▼

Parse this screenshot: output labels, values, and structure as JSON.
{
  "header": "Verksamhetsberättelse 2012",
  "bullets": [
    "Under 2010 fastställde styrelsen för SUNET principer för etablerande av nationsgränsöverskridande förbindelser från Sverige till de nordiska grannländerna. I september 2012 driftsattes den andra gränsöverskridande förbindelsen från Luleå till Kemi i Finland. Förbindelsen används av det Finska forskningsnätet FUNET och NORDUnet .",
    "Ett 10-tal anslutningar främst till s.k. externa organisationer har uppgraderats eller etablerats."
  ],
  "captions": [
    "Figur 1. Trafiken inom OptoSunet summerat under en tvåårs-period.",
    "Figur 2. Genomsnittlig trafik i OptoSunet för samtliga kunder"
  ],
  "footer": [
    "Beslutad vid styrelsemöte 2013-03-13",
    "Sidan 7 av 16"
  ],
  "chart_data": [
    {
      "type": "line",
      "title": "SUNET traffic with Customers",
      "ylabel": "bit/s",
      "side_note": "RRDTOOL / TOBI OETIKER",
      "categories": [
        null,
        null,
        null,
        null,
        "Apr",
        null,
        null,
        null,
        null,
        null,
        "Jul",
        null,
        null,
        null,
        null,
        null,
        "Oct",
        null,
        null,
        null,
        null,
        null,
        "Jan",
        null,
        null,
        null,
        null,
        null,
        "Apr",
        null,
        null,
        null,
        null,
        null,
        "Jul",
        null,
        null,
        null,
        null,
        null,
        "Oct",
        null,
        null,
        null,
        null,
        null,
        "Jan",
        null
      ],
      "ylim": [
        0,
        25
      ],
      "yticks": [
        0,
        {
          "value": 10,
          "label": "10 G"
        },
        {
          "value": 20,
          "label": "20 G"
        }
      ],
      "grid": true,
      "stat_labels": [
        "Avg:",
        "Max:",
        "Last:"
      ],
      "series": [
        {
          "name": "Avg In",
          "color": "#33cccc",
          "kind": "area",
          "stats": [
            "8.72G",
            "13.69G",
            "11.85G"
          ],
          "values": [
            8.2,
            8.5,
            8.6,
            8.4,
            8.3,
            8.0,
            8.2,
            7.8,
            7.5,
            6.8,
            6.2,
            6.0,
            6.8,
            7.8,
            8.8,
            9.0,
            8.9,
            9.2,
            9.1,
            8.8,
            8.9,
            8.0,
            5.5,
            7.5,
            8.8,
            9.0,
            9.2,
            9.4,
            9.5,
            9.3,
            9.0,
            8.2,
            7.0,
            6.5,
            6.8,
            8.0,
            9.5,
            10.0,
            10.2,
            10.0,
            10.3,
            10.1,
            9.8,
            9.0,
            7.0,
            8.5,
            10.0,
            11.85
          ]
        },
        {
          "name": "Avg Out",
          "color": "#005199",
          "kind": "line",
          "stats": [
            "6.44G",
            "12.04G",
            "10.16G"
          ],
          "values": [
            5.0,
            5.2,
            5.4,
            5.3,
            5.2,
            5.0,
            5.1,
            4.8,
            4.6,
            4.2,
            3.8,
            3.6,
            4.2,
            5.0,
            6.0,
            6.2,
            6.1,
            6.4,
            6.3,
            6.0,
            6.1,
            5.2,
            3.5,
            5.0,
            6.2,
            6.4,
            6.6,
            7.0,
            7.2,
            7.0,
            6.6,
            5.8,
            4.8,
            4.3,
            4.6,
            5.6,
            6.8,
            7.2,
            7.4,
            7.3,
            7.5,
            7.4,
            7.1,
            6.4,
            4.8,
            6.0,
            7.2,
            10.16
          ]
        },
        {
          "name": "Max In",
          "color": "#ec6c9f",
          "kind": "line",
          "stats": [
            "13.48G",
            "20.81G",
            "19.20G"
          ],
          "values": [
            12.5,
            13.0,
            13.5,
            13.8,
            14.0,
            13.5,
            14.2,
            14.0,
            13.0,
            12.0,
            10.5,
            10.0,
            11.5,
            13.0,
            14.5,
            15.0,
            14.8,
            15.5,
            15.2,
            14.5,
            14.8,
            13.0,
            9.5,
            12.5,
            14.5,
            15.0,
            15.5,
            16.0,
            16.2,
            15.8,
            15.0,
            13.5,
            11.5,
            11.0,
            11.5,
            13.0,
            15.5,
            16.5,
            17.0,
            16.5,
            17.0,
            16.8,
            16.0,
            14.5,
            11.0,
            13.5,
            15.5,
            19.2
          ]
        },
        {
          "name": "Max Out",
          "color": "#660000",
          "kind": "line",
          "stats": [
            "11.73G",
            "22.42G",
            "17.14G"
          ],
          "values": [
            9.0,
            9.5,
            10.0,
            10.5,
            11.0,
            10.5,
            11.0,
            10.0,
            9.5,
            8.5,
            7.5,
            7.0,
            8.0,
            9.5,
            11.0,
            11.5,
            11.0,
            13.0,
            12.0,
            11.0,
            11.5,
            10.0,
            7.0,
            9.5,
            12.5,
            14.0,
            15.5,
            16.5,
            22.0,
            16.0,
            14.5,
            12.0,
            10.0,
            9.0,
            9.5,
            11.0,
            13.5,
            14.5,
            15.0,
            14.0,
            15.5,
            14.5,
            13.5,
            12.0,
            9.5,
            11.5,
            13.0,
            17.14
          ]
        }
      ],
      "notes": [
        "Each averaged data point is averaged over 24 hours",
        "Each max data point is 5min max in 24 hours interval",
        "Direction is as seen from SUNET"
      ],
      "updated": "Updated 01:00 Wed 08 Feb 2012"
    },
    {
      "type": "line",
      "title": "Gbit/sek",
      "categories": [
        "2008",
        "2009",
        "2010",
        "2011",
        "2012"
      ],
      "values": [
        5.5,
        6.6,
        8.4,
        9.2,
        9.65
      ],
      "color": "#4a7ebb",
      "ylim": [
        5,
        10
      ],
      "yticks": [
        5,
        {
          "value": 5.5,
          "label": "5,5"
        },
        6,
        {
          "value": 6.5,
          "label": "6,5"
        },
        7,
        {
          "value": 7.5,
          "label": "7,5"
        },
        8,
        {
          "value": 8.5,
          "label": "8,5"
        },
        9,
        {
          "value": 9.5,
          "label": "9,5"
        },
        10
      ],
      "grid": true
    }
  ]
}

▲

A word-for-word copy of the material is required.

Parse this screenshot: output labels, values, and structure as JSON.
{
  "header": "Verksamhetsberättelse 2012",
  "bullets": [
    "Under 2010 fastställde styrelsen för SUNET principer för etablerande av nationsgränsöverskridande förbindelser från Sverige till de nordiska grannländerna. I september 2012 driftsattes den andra gränsöverskridande förbindelsen från Luleå till Kemi i Finland. Förbindelsen används av det Finska forskningsnätet FUNET och NORDUnet .",
    "Ett 10-tal anslutningar främst till s.k. externa organisationer har uppgraderats eller etablerats."
  ],
  "captions": [
    "Figur 1. Trafiken inom OptoSunet summerat under en tvåårs-period.",
    "Figur 2. Genomsnittlig trafik i OptoSunet för samtliga kunder"
  ],
  "footer": [
    "Beslutad vid styrelsemöte 2013-03-13",
    "Sidan 7 av 16"
  ],
  "chart_data": [
    {
      "type": "line",
      "title": "SUNET traffic with Customers",
      "ylabel": "bit/s",
      "side_note": "RRDTOOL / TOBI OETIKER",
      "categories": [
        null,
        null,
        null,
        null,
        "Apr",
        null,
        null,
        null,
        null,
        null,
        "Jul",
        null,
        null,
        null,
        null,
        null,
        "Oct",
        null,
        null,
        null,
        null,
        null,
        "Jan",
        null,
        null,
        null,
        null,
        null,
        "Apr",
        null,
        null,
        null,
        null,
        null,
        "Jul",
        null,
        null,
        null,
        null,
        null,
        "Oct",
        null,
        null,
        null,
        null,
        null,
        "Jan",
        null
      ],
      "ylim": [
        0,
        25
      ],
      "yticks": [
        0,
        {
          "value": 10,
          "label": "10 G"
        },
        {
          "value": 20,
          "label": "20 G"
        }
      ],
      "grid": true,
      "stat_labels": [
        "Avg:",
        "Max:",
        "Last:"
      ],
      "series": [
        {
          "name": "Avg In",
          "color": "#33cccc",
          "kind": "area",
          "stats": [
            "8.72G",
            "13.69G",
            "11.85G"
          ],
          "values": [
            8.2,
            8.5,
            8.6,
            8.4,
            8.3,
            8.0,
            8.2,
            7.8,
            7.5,
            6.8,
            6.2,
            6.0,
            6.8,
            7.8,
            8.8,
            9.0,
            8.9,
            9.2,
            9.1,
            8.8,
            8.9,
            8.0,
            5.5,
            7.5,
            8.8,
            9.0,
            9.2,
            9.4,
            9.5,
            9.3,
            9.0,
            8.2,
            7.0,
            6.5,
            6.8,
            8.0,
            9.5,
            10.0,
            10.2,
            10.0,
            10.3,
            10.1,
            9.8,
            9.0,
            7.0,
            8.5,
            10.0,
            11.85
          ]
        },
        {
          "name": "Avg Out",
          "color": "#005199",
          "kind": "line",
          "stats": [
            "6.44G",
            "12.04G",
            "10.16G"
          ],
          "values": [
            5.0,
            5.2,
            5.4,
            5.3,
            5.2,
            5.0,
            5.1,
            4.8,
            4.6,
            4.2,
            3.8,
            3.6,
            4.2,
            5.0,
            6.0,
            6.2,
            6.1,
            6.4,
            6.3,
            6.0,
            6.1,
            5.2,
            3.5,
            5.0,
            6.2,
            6.4,
            6.6,
            7.0,
            7.2,
            7.0,
            6.6,
            5.8,
            4.8,
            4.3,
            4.6,
            5.6,
            6.8,
            7.2,
            7.4,
            7.3,
            7.5,
            7.4,
            7.1,
            6.4,
            4.8,
            6.0,
            7.2,
            10.16
          ]
        },
        {
          "name": "Max In",
          "color": "#ec6c9f",
          "kind": "line",
          "stats": [
            "13.48G",
            "20.81G",
            "19.20G"
          ],
          "values": [
            12.5,
            13.0,
            13.5,
            13.8,
            14.0,
            13.5,
            14.2,
            14.0,
            13.0,
            12.0,
            10.5,
            10.0,
            11.5,
            13.0,
            14.5,
            15.0,
            14.8,
            15.5,
            15.2,
            14.5,
            14.8,
            13.0,
            9.5,
            12.5,
            14.5,
            15.0,
            15.5,
            16.0,
            16.2,
            15.8,
            15.0,
            13.5,
            11.5,
            11.0,
            11.5,
            13.0,
            15.5,
            16.5,
            17.0,
            16.5,
            17.0,
            16.8,
            16.0,
            14.5,
            11.0,
            13.5,
            15.5,
            19.2
          ]
        },
        {
          "name": "Max Out",
          "color": "#660000",
          "kind": "line",
          "stats": [
            "11.73G",
            "22.42G",
            "17.14G"
          ],
          "values": [
            9.0,
            9.5,
            10.0,
            10.5,
            11.0,
            10.5,
            11.0,
            10.0,
            9.5,
            8.5,
            7.5,
            7.0,
            8.0,
            9.5,
            11.0,
            11.5,
            11.0,
            13.0,
            12.0,
            11.0,
            11.5,
            10.0,
            7.0,
            9.5,
            12.5,
            14.0,
            15.5,
            16.5,
            22.0,
            16.0,
            14.5,
            12.0,
            10.0,
            9.0,
            9.5,
            11.0,
            13.5,
            14.5,
            15.0,
            14.0,
            15.5,
            14.5,
            13.5,
            12.0,
            9.5,
            11.5,
            13.0,
            17.14
          ]
        }
      ],
      "notes": [
        "Each averaged data point is averaged over 24 hours",
        "Each max data point is 5min max in 24 hours interval",
        "Direction is as seen from SUNET"
      ],
      "updated": "Updated 01:00 Wed 08 Feb 2012"
    },
    {
      "type": "line",
      "title": "Gbit/sek",
      "categories": [
        "2008",
        "2009",
        "2010",
        "2011",
        "2012"
      ],
      "values": [
        5.5,
        6.6,
        8.4,
        9.2,
        9.65
      ],
      "color": "#4a7ebb",
      "ylim": [
        5,
        10
      ],
      "yticks": [
        5,
        {
          "value": 5.5,
          "label": "5,5"
        },
        6,
        {
          "value": 6.5,
          "label": "6,5"
        },
        7,
        {
          "value": 7.5,
          "label": "7,5"
        },
        8,
        {
          "value": 8.5,
          "label": "8,5"
        },
        9,
        {
          "value": 9.5,
          "label": "9,5"
        },
        10
      ],
      "grid": true
    }
  ]
}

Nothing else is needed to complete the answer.